Bad insurance is of course the exact opposite of everything I just listed. Higher co-pays, higher deductibles, higher out-of-pockets, lower co-insurance rates (60/40 or 50/50), more authorizations required, lower benefit maximums and less services covered.

Two examples of policies:
 
Policy 1
Montly Premium $258
Doctor Visit co-pay of  $25
Specialist Visit co-pay of $40
Laboratory testing 90/10%
Rx Drugs
       Name Brands $18
       Generic $7
Physcial/Occupation/Speech Therapy co-pay $25
Deductible does not apply
Out-of-pocket does not apply
Maximum as Medically Necessary (MN)
Policy 2
Montly Premium $118
Doctor Visit co-pay of  $45
Specialist Visit co-pay of $50
Laboratory testing 70/30%
Rx Drugs
       Name Brands Not covered
       Generic $9
Physcial/Occupation/Speech Therapy 80/20%
Deductible of $1500
Out-of-pocket of $3500 includes
Maximum of $5500

At first glance the policies are rather similar, but the 2nd one has lower premiums and slightly higher co-pays. The true wealth is in the details. Some people do not respond well to generic drugs and name brand drugs can sometimes be superiorly engineered to alternatives.

[Collected data]
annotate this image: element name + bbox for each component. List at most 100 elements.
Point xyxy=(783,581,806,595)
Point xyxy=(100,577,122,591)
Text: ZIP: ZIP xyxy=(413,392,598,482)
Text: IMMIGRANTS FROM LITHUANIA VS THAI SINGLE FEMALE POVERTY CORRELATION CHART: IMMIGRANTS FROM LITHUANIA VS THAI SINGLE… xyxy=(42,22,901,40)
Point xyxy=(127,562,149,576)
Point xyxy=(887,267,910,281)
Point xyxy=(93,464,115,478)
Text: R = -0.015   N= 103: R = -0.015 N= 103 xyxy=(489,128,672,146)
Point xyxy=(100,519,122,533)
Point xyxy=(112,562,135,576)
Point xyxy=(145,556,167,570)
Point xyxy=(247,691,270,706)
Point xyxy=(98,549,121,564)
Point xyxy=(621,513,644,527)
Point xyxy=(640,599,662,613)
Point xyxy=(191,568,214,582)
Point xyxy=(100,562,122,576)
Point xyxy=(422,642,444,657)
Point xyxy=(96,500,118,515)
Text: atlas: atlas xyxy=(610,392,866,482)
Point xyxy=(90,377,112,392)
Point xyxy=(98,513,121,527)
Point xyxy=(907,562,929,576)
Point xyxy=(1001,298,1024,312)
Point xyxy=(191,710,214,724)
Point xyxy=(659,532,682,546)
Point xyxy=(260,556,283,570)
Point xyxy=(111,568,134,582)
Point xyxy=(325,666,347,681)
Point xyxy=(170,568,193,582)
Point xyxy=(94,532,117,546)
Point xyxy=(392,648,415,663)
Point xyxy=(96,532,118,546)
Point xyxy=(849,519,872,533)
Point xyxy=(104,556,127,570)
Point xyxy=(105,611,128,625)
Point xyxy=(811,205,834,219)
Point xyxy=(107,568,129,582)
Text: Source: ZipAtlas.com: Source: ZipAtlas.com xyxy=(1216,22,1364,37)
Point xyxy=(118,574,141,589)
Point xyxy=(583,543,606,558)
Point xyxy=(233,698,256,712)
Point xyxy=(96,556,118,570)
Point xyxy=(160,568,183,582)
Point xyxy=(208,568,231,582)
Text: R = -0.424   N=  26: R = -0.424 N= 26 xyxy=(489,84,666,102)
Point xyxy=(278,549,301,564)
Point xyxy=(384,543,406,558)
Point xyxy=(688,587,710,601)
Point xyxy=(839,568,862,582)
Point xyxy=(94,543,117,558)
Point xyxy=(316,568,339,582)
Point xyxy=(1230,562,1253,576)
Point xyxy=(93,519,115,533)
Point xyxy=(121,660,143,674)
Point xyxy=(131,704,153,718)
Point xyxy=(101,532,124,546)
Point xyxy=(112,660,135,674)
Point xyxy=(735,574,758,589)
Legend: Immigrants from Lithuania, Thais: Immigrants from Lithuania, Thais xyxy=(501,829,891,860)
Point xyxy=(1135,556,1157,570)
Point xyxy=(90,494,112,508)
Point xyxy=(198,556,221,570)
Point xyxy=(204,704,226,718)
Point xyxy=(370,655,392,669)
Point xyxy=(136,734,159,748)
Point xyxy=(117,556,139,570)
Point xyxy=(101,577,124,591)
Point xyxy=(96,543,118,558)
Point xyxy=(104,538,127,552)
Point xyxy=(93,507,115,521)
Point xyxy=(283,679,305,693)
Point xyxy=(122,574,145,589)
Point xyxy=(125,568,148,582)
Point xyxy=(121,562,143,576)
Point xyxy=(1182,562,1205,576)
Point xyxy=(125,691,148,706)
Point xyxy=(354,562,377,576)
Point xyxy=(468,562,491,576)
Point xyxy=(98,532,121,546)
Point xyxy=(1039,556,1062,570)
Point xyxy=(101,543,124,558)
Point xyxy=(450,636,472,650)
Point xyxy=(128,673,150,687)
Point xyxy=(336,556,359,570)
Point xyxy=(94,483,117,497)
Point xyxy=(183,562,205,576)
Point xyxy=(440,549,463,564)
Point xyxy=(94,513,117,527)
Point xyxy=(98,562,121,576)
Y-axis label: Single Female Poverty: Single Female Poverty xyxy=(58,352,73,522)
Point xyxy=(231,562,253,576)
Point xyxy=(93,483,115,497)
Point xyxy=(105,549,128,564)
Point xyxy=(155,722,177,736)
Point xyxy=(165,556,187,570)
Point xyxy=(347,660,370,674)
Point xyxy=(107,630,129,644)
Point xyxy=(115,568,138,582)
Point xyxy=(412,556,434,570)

> What this exercise asks
[1] According to the insurance passage, what is the co-pay for a specialist visit under Policy 1?
[2] Extract the insurance passage from "Bad insurance is" up to and including "less services covered.".
The material has no part in this work.

> Task-by-task outputs
[1] The specialist visit co-pay under Policy 1 is $40.

[2]
Bad insurance is of course the exact opposite of everything I just listed. Higher co-pays, higher deductibles, higher out-of-pockets, lower co-insurance rates (60/40 or 50/50), more authorizations required, lower benefit maximums and less services covered.